**AVAILABLE RECORDS**.

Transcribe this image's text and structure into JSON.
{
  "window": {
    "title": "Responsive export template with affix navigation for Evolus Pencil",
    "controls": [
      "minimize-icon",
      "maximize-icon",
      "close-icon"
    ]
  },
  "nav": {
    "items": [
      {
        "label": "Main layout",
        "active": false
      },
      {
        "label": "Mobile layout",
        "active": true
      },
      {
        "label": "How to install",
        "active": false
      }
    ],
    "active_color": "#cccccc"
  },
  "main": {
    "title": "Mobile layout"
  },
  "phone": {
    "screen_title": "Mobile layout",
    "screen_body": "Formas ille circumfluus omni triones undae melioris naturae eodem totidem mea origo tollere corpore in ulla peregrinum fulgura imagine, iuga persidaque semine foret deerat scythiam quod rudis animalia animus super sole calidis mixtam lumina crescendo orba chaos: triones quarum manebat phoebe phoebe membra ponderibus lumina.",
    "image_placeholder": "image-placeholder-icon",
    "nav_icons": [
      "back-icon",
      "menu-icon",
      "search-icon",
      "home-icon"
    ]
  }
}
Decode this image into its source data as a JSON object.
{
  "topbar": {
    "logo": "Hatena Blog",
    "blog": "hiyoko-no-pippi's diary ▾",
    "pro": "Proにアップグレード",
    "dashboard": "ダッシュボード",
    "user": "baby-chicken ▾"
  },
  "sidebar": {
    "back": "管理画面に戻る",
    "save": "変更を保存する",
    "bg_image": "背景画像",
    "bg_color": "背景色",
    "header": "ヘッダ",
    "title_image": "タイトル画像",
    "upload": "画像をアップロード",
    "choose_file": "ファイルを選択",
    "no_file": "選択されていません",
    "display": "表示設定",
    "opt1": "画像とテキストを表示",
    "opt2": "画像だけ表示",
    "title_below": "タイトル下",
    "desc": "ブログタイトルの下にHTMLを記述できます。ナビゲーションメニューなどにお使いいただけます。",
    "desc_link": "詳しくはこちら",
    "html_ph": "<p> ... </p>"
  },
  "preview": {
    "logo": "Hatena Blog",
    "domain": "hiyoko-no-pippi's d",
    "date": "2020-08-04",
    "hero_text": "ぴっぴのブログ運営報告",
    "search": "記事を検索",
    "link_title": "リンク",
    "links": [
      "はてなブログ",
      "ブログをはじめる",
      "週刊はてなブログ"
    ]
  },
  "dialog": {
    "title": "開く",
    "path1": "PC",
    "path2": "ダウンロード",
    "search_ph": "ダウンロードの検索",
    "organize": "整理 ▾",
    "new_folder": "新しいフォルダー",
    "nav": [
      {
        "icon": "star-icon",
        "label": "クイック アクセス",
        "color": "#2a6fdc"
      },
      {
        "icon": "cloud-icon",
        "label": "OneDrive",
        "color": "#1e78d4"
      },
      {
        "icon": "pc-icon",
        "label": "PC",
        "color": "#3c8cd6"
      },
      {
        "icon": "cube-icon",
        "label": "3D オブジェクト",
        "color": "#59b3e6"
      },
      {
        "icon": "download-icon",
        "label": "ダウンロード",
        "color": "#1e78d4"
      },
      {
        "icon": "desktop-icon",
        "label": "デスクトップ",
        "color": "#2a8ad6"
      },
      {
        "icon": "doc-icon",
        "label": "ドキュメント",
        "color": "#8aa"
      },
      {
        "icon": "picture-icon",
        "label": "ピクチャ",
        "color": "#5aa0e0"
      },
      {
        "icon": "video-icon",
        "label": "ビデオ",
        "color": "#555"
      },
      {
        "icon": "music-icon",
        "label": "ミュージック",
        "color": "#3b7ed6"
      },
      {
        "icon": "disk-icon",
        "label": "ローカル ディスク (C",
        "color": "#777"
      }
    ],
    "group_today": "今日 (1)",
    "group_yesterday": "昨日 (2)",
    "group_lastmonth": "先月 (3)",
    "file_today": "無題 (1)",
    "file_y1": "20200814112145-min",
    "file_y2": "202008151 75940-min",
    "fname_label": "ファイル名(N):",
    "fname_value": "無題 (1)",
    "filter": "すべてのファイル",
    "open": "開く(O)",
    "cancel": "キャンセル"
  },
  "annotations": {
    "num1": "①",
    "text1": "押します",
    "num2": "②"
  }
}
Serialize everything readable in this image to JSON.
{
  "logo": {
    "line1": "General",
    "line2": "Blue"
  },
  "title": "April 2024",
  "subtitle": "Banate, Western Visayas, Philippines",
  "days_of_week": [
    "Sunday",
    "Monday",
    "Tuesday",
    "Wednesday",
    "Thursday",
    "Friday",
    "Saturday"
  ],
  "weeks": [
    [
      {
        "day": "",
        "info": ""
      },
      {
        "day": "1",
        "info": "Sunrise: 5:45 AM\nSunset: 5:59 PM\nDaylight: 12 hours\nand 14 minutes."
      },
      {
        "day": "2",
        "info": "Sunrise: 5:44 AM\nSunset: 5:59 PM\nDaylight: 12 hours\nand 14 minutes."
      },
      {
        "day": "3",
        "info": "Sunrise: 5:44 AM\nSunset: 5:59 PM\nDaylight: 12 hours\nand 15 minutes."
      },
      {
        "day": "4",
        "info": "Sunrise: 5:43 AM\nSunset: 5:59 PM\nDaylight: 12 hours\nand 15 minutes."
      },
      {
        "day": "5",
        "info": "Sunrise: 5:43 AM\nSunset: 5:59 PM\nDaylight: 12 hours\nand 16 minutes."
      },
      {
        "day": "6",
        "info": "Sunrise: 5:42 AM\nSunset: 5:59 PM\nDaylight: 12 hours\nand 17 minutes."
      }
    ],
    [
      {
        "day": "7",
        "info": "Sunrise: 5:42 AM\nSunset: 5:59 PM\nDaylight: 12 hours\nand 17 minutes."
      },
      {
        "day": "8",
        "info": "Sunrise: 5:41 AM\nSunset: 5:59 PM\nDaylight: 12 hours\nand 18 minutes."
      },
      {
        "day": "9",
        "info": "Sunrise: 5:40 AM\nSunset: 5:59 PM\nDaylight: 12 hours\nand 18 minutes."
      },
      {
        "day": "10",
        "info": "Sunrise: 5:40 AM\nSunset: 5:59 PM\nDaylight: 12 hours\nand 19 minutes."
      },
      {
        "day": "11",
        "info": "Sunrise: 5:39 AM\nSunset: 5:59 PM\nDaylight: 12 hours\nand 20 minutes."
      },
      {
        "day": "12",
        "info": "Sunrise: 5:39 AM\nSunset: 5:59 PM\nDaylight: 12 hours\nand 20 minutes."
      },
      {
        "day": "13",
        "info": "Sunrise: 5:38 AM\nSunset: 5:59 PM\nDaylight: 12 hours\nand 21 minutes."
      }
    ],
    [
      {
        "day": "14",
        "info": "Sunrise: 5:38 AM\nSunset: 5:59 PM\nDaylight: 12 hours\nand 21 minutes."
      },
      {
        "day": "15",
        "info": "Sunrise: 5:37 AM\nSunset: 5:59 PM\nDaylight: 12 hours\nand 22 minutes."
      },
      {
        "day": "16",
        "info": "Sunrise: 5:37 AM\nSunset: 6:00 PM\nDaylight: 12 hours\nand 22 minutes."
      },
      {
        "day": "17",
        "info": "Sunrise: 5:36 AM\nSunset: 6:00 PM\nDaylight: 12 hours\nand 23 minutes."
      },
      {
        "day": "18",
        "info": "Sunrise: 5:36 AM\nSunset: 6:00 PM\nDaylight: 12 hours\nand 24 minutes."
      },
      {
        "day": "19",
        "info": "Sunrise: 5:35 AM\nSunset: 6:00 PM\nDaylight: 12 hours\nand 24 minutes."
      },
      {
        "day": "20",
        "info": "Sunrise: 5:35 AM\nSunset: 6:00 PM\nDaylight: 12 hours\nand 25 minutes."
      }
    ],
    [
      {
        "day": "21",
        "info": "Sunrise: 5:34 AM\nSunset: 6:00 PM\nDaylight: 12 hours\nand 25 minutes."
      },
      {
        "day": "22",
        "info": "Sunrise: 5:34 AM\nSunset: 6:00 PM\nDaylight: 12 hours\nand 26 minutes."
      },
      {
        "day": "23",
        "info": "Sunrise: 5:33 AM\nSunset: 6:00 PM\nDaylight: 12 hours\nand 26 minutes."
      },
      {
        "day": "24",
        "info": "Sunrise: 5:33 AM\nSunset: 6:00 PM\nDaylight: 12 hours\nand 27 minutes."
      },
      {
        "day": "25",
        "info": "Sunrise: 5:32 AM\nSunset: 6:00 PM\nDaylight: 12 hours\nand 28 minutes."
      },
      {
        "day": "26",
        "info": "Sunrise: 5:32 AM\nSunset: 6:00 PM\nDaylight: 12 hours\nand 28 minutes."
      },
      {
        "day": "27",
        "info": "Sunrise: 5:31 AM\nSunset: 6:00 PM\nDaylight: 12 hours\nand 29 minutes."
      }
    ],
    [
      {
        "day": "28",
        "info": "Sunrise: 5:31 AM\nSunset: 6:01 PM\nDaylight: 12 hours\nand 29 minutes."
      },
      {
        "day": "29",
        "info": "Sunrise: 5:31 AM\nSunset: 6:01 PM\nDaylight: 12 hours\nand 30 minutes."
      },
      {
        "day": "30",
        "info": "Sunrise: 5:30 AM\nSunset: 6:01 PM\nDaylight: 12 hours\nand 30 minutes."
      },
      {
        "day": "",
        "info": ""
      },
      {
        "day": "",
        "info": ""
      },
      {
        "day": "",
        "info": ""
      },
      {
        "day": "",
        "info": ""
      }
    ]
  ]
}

**REQUIREMENT**. Check each line of the records for the word "hiyoko", and show the lines that contain it.

**ANSWER TO THE EXERCISE**.
    "blog": "hiyoko-no-pippi's diary ▾",
    "domain": "hiyoko-no-pippi's d",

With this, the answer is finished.